- PROBLEM DESCRIPTION: Compute the number of lines that include the string "this", then output that number and nothing else.

════════

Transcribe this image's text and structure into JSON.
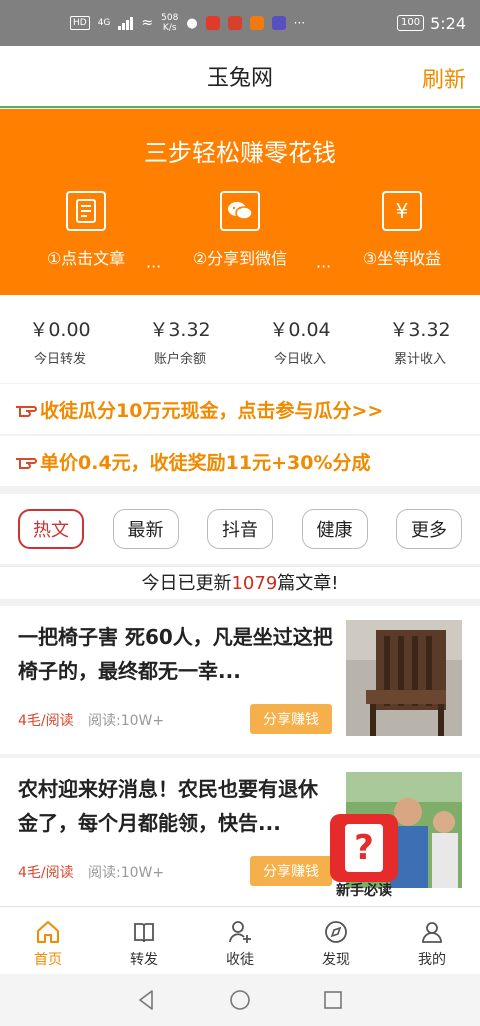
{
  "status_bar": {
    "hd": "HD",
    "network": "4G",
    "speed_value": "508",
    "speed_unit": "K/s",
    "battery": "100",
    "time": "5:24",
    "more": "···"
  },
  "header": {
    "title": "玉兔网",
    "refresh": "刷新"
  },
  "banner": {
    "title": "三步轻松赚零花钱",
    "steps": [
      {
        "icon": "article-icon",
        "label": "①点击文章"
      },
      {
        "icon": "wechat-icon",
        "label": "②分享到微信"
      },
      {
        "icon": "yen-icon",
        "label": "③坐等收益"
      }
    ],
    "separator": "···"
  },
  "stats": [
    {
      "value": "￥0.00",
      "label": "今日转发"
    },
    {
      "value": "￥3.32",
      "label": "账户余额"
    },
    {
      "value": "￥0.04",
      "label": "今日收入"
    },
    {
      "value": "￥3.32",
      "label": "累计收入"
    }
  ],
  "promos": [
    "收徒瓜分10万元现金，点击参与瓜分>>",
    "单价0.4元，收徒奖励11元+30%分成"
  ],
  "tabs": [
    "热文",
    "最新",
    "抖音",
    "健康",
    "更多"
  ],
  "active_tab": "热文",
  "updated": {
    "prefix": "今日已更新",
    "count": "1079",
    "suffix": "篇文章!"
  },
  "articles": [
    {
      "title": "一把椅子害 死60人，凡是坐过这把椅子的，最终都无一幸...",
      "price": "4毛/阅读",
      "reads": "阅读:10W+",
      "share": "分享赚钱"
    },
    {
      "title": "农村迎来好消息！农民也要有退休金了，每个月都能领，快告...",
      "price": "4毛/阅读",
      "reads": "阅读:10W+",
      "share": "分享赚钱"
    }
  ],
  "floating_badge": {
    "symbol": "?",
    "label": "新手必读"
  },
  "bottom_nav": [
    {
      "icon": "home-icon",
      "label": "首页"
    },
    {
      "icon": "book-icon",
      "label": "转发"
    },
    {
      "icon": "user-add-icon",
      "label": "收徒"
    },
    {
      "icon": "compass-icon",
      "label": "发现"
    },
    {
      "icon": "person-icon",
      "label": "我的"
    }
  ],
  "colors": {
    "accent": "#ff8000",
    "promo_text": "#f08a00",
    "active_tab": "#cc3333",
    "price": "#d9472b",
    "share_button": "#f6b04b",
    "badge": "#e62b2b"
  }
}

════════

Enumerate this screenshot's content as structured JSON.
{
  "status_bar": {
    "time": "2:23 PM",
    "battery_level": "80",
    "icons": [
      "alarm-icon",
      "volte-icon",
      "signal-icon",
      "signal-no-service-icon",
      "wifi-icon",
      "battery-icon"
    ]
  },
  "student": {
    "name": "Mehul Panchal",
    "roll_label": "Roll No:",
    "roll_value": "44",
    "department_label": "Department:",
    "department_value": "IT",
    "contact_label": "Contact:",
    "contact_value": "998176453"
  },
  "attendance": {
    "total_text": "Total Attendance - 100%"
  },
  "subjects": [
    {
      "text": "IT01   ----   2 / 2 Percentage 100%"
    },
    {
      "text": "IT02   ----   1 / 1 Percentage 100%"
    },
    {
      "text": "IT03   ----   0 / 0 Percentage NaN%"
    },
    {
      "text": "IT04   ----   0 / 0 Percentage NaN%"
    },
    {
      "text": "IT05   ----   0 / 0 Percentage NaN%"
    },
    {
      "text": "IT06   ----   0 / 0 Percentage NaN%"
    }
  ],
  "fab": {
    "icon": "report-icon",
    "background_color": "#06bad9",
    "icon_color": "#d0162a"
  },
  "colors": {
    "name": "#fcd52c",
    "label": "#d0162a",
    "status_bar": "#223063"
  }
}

════════

- COMPLETE ANSWER: 2